(Work to complete): Can you rewrite the material from its start through the line containing "autoo-button[interactable]: AutoO: [5, 229, 65, 248]", inclusive, as a Markdown table with the columns Row and Material line, leaving out any blank lines?

::::::::::

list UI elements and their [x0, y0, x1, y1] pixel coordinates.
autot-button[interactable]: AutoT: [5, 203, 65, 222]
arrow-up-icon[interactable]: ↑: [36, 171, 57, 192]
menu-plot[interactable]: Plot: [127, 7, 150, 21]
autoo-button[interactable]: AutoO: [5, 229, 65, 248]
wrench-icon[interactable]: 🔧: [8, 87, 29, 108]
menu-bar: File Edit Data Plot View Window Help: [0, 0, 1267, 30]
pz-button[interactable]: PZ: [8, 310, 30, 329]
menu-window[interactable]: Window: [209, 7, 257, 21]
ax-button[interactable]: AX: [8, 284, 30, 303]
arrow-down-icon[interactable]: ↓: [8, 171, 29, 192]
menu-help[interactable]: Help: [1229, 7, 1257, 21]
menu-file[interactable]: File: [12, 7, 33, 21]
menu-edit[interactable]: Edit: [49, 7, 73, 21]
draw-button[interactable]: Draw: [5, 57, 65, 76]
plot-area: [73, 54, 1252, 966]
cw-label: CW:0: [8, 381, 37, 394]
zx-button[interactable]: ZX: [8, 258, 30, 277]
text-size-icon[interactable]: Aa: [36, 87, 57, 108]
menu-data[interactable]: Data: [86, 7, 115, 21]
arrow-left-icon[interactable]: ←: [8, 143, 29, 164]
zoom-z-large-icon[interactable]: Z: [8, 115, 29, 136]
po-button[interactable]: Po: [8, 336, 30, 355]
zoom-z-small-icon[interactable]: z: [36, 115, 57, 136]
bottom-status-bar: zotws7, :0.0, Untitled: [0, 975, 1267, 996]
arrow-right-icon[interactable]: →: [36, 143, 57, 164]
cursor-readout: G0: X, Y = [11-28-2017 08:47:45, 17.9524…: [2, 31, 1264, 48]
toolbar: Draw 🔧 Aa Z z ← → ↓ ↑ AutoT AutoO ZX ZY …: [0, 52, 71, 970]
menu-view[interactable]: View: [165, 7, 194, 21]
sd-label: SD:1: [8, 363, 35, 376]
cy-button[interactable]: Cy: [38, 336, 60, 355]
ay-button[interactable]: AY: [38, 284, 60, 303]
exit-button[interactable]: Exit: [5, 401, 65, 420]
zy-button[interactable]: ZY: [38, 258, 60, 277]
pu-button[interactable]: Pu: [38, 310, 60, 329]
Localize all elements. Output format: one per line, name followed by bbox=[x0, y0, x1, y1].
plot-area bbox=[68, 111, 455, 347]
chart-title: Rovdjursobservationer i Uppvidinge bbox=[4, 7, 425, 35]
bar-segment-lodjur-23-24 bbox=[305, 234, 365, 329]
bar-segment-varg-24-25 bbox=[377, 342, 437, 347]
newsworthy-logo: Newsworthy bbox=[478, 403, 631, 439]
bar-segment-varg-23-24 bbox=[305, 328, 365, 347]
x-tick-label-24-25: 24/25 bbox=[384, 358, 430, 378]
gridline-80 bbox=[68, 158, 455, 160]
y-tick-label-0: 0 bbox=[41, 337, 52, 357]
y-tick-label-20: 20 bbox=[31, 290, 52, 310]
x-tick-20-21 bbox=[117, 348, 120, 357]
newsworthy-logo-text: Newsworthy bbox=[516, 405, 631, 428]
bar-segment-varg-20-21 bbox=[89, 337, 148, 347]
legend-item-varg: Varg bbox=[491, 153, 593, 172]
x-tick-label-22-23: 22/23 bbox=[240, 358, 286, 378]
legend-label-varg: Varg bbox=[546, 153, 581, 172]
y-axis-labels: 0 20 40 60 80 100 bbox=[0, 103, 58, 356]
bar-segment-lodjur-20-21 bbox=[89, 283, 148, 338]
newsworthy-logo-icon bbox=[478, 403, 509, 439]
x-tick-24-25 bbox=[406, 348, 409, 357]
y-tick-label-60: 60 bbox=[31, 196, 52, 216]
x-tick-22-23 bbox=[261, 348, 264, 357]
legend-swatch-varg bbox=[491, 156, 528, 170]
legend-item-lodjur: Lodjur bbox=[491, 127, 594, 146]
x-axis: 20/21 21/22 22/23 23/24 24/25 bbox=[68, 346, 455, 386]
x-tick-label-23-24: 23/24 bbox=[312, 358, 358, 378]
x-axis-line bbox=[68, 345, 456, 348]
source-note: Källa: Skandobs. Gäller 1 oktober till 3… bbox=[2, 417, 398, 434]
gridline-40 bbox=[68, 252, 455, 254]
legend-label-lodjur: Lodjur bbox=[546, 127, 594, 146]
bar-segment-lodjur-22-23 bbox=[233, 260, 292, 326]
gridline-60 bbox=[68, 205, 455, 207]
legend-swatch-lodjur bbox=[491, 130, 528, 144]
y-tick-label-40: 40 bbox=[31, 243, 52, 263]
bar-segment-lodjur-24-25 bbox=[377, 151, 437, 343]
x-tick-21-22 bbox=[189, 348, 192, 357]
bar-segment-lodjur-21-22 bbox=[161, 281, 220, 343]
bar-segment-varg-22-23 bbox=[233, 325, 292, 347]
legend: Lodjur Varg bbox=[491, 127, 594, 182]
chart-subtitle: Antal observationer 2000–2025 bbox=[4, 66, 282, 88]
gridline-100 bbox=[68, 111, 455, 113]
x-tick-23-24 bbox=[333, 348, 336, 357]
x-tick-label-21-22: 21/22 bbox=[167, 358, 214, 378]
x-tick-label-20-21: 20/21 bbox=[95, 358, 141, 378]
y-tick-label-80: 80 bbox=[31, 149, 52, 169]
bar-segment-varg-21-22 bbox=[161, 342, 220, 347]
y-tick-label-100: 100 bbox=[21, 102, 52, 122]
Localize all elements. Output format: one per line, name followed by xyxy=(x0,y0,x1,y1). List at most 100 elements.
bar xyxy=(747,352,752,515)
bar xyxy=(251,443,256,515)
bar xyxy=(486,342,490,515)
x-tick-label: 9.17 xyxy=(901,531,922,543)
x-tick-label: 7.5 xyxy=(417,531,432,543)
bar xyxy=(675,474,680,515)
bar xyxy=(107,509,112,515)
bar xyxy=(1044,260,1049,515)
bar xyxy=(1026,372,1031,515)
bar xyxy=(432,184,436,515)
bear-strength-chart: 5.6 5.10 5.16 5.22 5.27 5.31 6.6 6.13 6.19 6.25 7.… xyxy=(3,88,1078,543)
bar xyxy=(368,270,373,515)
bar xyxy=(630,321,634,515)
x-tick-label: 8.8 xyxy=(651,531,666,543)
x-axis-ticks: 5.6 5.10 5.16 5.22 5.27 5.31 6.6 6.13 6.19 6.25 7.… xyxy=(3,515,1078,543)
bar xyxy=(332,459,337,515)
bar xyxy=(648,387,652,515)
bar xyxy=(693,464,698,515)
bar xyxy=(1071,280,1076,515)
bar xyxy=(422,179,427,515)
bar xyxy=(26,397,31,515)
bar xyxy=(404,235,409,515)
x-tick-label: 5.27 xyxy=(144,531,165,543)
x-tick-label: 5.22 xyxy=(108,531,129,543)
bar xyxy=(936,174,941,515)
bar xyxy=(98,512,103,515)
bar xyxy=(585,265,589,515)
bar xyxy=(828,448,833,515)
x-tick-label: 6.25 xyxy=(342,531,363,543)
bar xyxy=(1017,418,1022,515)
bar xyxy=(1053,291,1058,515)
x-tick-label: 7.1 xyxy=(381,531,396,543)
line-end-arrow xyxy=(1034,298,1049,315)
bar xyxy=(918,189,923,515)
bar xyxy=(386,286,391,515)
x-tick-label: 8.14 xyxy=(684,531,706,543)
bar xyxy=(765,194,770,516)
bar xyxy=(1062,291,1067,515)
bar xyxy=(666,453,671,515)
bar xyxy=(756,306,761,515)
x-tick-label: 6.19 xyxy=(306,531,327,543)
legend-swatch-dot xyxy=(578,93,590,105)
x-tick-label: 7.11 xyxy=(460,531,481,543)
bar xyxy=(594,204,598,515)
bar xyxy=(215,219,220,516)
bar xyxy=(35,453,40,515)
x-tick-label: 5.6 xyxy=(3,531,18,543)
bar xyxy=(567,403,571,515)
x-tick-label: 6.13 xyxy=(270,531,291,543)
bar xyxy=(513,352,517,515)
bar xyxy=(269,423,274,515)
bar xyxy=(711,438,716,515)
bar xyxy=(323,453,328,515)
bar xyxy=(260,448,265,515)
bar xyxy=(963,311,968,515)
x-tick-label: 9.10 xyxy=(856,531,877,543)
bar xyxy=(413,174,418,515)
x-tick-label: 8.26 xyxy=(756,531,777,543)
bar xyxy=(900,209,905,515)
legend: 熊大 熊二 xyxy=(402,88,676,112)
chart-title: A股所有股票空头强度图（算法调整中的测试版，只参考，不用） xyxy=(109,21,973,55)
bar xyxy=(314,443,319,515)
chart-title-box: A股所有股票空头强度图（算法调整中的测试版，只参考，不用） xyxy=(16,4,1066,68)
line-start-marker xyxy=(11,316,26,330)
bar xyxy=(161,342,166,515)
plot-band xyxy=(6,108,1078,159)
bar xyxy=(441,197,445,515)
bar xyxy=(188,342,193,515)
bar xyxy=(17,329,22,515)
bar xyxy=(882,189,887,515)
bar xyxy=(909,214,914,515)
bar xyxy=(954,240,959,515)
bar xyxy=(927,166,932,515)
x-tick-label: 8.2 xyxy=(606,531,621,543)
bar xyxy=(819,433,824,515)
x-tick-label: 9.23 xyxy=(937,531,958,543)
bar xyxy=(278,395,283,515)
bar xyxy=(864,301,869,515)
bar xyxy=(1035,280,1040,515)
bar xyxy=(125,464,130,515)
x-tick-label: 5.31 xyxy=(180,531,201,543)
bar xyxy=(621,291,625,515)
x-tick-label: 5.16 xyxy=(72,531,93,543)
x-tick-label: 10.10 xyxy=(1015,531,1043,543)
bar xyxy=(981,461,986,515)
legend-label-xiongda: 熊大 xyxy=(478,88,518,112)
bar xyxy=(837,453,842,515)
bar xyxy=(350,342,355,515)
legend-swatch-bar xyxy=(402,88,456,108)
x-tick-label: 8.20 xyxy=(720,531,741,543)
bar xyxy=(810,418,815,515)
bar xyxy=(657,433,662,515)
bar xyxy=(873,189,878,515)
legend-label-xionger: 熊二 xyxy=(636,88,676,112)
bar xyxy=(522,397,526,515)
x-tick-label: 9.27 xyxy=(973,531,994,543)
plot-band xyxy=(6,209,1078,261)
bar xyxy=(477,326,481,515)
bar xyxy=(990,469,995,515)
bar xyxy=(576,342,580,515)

::::::::::

(Answer to this problem):
| Row | Material line |
|---|---|
| 1 | list UI elements and their [x0, y0, x1, y1] pixel coordinates. |
| 2 | autot-button[interactable]: AutoT: [5, 203, 65, 222] |
| 3 | arrow-up-icon[interactable]: ↑: [36, 171, 57, 192] |
| 4 | menu-plot[interactable]: Plot: [127, 7, 150, 21] |
| 5 | autoo-button[interactable]: AutoO: [5, 229, 65, 248] |